Give back all the data exactly, line by line.
## begin Stored records
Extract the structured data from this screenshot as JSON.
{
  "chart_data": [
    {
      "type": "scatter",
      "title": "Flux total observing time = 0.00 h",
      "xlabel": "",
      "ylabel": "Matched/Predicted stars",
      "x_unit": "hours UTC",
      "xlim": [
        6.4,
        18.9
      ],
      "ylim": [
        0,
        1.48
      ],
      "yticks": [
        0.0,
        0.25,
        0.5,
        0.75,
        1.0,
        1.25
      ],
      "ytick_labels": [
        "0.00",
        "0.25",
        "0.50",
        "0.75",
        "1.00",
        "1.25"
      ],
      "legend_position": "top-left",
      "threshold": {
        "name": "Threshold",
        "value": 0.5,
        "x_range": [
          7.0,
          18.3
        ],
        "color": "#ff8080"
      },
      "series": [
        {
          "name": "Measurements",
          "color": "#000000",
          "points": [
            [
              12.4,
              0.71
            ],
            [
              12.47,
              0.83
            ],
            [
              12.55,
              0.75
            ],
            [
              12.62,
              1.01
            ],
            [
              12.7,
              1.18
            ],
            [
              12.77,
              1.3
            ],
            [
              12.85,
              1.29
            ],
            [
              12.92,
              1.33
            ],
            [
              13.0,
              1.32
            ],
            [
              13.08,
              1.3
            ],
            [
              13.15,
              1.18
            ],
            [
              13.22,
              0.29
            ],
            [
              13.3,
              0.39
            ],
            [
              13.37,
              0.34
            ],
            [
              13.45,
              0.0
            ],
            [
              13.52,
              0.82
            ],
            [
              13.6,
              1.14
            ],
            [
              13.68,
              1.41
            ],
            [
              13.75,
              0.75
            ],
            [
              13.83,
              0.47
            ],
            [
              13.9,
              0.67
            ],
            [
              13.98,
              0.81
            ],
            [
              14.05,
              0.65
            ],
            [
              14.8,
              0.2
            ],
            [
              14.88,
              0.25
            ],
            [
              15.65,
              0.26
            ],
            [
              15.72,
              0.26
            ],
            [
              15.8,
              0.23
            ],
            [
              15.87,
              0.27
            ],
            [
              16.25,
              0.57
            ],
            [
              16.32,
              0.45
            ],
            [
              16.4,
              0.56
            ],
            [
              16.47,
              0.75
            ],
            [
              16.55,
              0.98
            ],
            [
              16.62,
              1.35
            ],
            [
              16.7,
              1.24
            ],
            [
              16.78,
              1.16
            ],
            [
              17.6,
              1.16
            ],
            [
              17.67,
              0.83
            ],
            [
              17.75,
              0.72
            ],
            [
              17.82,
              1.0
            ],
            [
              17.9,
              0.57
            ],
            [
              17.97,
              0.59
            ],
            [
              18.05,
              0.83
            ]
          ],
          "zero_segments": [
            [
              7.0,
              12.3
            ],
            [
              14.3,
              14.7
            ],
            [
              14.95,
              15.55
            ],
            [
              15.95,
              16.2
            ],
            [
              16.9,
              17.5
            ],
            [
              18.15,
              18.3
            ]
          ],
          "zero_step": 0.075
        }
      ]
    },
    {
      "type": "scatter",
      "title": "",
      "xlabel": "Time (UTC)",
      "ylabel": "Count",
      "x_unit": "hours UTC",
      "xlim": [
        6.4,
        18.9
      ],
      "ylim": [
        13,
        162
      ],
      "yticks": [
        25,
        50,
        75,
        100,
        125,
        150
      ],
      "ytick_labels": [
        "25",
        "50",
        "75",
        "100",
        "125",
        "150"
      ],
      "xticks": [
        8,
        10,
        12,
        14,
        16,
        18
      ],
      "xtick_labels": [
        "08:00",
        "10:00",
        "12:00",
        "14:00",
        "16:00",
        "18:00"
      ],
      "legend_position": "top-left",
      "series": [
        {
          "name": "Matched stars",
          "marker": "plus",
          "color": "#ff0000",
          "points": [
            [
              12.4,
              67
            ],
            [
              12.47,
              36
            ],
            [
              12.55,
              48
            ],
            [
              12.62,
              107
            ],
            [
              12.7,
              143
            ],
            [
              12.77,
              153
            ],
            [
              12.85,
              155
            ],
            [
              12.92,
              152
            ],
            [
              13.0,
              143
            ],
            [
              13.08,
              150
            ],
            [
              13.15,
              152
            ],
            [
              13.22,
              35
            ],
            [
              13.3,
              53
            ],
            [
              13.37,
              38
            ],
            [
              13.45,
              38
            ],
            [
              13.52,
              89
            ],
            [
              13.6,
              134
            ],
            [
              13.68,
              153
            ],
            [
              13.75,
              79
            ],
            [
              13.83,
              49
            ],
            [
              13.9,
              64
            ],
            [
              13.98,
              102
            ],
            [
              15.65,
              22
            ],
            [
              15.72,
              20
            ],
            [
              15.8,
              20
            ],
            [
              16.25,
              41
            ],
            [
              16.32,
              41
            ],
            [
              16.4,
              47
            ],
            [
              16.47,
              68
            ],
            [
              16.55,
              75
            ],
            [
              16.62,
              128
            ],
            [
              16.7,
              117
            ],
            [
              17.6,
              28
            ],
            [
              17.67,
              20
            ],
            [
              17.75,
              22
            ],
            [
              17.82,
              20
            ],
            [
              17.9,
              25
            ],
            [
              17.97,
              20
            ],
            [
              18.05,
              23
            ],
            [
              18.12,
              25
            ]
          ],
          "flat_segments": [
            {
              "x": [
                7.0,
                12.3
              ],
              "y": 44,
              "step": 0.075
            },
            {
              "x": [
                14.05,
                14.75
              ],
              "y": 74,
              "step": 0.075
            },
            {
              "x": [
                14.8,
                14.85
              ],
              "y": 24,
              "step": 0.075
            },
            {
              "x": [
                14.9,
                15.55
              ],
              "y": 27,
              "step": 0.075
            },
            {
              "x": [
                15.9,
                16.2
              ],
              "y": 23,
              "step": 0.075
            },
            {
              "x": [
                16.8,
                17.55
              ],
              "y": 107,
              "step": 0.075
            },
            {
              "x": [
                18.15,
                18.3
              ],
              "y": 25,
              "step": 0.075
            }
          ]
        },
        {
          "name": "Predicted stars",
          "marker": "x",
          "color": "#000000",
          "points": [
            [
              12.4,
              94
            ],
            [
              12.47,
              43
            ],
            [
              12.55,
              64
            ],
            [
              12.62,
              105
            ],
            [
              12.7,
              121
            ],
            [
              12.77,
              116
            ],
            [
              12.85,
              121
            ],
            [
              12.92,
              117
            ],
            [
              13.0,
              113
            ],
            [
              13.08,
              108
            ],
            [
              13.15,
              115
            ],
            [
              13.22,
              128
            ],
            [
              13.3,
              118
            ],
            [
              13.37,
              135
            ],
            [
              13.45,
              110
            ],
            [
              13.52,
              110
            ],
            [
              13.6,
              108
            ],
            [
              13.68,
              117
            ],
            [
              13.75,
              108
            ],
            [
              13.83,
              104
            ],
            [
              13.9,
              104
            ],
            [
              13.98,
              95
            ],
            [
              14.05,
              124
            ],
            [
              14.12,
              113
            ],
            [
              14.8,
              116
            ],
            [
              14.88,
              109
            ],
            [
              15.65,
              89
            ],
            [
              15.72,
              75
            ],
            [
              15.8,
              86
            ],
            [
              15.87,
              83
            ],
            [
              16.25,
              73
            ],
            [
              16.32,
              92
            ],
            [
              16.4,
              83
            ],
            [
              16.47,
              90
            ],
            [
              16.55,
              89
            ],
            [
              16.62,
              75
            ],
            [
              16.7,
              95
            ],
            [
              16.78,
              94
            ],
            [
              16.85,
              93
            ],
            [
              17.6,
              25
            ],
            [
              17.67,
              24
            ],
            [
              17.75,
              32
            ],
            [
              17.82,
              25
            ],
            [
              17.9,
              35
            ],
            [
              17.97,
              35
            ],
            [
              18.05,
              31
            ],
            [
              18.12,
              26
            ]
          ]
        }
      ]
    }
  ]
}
## end Stored records
▶ [Final result]:
Extract the structured data from this screenshot as JSON.
{
  "chart_data": [
    {
      "type": "scatter",
      "title": "Flux total observing time = 0.00 h",
      "xlabel": "",
      "ylabel": "Matched/Predicted stars",
      "x_unit": "hours UTC",
      "xlim": [
        6.4,
        18.9
      ],
      "ylim": [
        0,
        1.48
      ],
      "yticks": [
        0.0,
        0.25,
        0.5,
        0.75,
        1.0,
        1.25
      ],
      "ytick_labels": [
        "0.00",
        "0.25",
        "0.50",
        "0.75",
        "1.00",
        "1.25"
      ],
      "legend_position": "top-left",
      "threshold": {
        "name": "Threshold",
        "value": 0.5,
        "x_range": [
          7.0,
          18.3
        ],
        "color": "#ff8080"
      },
      "series": [
        {
          "name": "Measurements",
          "color": "#000000",
          "points": [
            [
              12.4,
              0.71
            ],
            [
              12.47,
              0.83
            ],
            [
              12.55,
              0.75
            ],
            [
              12.62,
              1.01
            ],
            [
              12.7,
              1.18
            ],
            [
              12.77,
              1.3
            ],
            [
              12.85,
              1.29
            ],
            [
              12.92,
              1.33
            ],
            [
              13.0,
              1.32
            ],
            [
              13.08,
              1.3
            ],
            [
              13.15,
              1.18
            ],
            [
              13.22,
              0.29
            ],
            [
              13.3,
              0.39
            ],
            [
              13.37,
              0.34
            ],
            [
              13.45,
              0.0
            ],
            [
              13.52,
              0.82
            ],
            [
              13.6,
              1.14
            ],
            [
              13.68,
              1.41
            ],
            [
              13.75,
              0.75
            ],
            [
              13.83,
              0.47
            ],
            [
              13.9,
              0.67
            ],
            [
              13.98,
              0.81
            ],
            [
              14.05,
              0.65
            ],
            [
              14.8,
              0.2
            ],
            [
              14.88,
              0.25
            ],
            [
              15.65,
              0.26
            ],
            [
              15.72,
              0.26
            ],
            [
              15.8,
              0.23
            ],
            [
              15.87,
              0.27
            ],
            [
              16.25,
              0.57
            ],
            [
              16.32,
              0.45
            ],
            [
              16.4,
              0.56
            ],
            [
              16.47,
              0.75
            ],
            [
              16.55,
              0.98
            ],
            [
              16.62,
              1.35
            ],
            [
              16.7,
              1.24
            ],
            [
              16.78,
              1.16
            ],
            [
              17.6,
              1.16
            ],
            [
              17.67,
              0.83
            ],
            [
              17.75,
              0.72
            ],
            [
              17.82,
              1.0
            ],
            [
              17.9,
              0.57
            ],
            [
              17.97,
              0.59
            ],
            [
              18.05,
              0.83
            ]
          ],
          "zero_segments": [
            [
              7.0,
              12.3
            ],
            [
              14.3,
              14.7
            ],
            [
              14.95,
              15.55
            ],
            [
              15.95,
              16.2
            ],
            [
              16.9,
              17.5
            ],
            [
              18.15,
              18.3
            ]
          ],
          "zero_step": 0.075
        }
      ]
    },
    {
      "type": "scatter",
      "title": "",
      "xlabel": "Time (UTC)",
      "ylabel": "Count",
      "x_unit": "hours UTC",
      "xlim": [
        6.4,
        18.9
      ],
      "ylim": [
        13,
        162
      ],
      "yticks": [
        25,
        50,
        75,
        100,
        125,
        150
      ],
      "ytick_labels": [
        "25",
        "50",
        "75",
        "100",
        "125",
        "150"
      ],
      "xticks": [
        8,
        10,
        12,
        14,
        16,
        18
      ],
      "xtick_labels": [
        "08:00",
        "10:00",
        "12:00",
        "14:00",
        "16:00",
        "18:00"
      ],
      "legend_position": "top-left",
      "series": [
        {
          "name": "Matched stars",
          "marker": "plus",
          "color": "#ff0000",
          "points": [
            [
              12.4,
              67
            ],
            [
              12.47,
              36
            ],
            [
              12.55,
              48
            ],
            [
              12.62,
              107
            ],
            [
              12.7,
              143
            ],
            [
              12.77,
              153
            ],
            [
              12.85,
              155
            ],
            [
              12.92,
              152
            ],
            [
              13.0,
              143
            ],
            [
              13.08,
              150
            ],
            [
              13.15,
              152
            ],
            [
              13.22,
              35
            ],
            [
              13.3,
              53
            ],
            [
              13.37,
              38
            ],
            [
              13.45,
              38
            ],
            [
              13.52,
              89
            ],
            [
              13.6,
              134
            ],
            [
              13.68,
              153
            ],
            [
              13.75,
              79
            ],
            [
              13.83,
              49
            ],
            [
              13.9,
              64
            ],
            [
              13.98,
              102
            ],
            [
              15.65,
              22
            ],
            [
              15.72,
              20
            ],
            [
              15.8,
              20
            ],
            [
              16.25,
              41
            ],
            [
              16.32,
              41
            ],
            [
              16.4,
              47
            ],
            [
              16.47,
              68
            ],
            [
              16.55,
              75
            ],
            [
              16.62,
              128
            ],
            [
              16.7,
              117
            ],
            [
              17.6,
              28
            ],
            [
              17.67,
              20
            ],
            [
              17.75,
              22
            ],
            [
              17.82,
              20
            ],
            [
              17.9,
              25
            ],
            [
              17.97,
              20
            ],
            [
              18.05,
              23
            ],
            [
              18.12,
              25
            ]
          ],
          "flat_segments": [
            {
              "x": [
                7.0,
                12.3
              ],
              "y": 44,
              "step": 0.075
            },
            {
              "x": [
                14.05,
                14.75
              ],
              "y": 74,
              "step": 0.075
            },
            {
              "x": [
                14.8,
                14.85
              ],
              "y": 24,
              "step": 0.075
            },
            {
              "x": [
                14.9,
                15.55
              ],
              "y": 27,
              "step": 0.075
            },
            {
              "x": [
                15.9,
                16.2
              ],
              "y": 23,
              "step": 0.075
            },
            {
              "x": [
                16.8,
                17.55
              ],
              "y": 107,
              "step": 0.075
            },
            {
              "x": [
                18.15,
                18.3
              ],
              "y": 25,
              "step": 0.075
            }
          ]
        },
        {
          "name": "Predicted stars",
          "marker": "x",
          "color": "#000000",
          "points": [
            [
              12.4,
              94
            ],
            [
              12.47,
              43
            ],
            [
              12.55,
              64
            ],
            [
              12.62,
              105
            ],
            [
              12.7,
              121
            ],
            [
              12.77,
              116
            ],
            [
              12.85,
              121
            ],
            [
              12.92,
              117
            ],
            [
              13.0,
              113
            ],
            [
              13.08,
              108
            ],
            [
              13.15,
              115
            ],
            [
              13.22,
              128
            ],
            [
              13.3,
              118
            ],
            [
              13.37,
              135
            ],
            [
              13.45,
              110
            ],
            [
              13.52,
              110
            ],
            [
              13.6,
              108
            ],
            [
              13.68,
              117
            ],
            [
              13.75,
              108
            ],
            [
              13.83,
              104
            ],
            [
              13.9,
              104
            ],
            [
              13.98,
              95
            ],
            [
              14.05,
              124
            ],
            [
              14.12,
              113
            ],
            [
              14.8,
              116
            ],
            [
              14.88,
              109
            ],
            [
              15.65,
              89
            ],
            [
              15.72,
              75
            ],
            [
              15.8,
              86
            ],
            [
              15.87,
              83
            ],
            [
              16.25,
              73
            ],
            [
              16.32,
              92
            ],
            [
              16.4,
              83
            ],
            [
              16.47,
              90
            ],
            [
              16.55,
              89
            ],
            [
              16.62,
              75
            ],
            [
              16.7,
              95
            ],
            [
              16.78,
              94
            ],
            [
              16.85,
              93
            ],
            [
              17.6,
              25
            ],
            [
              17.67,
              24
            ],
            [
              17.75,
              32
            ],
            [
              17.82,
              25
            ],
            [
              17.9,
              35
            ],
            [
              17.97,
              35
            ],
            [
              18.05,
              31
            ],
            [
              18.12,
              26
            ]
          ]
        }
      ]
    }
  ]
}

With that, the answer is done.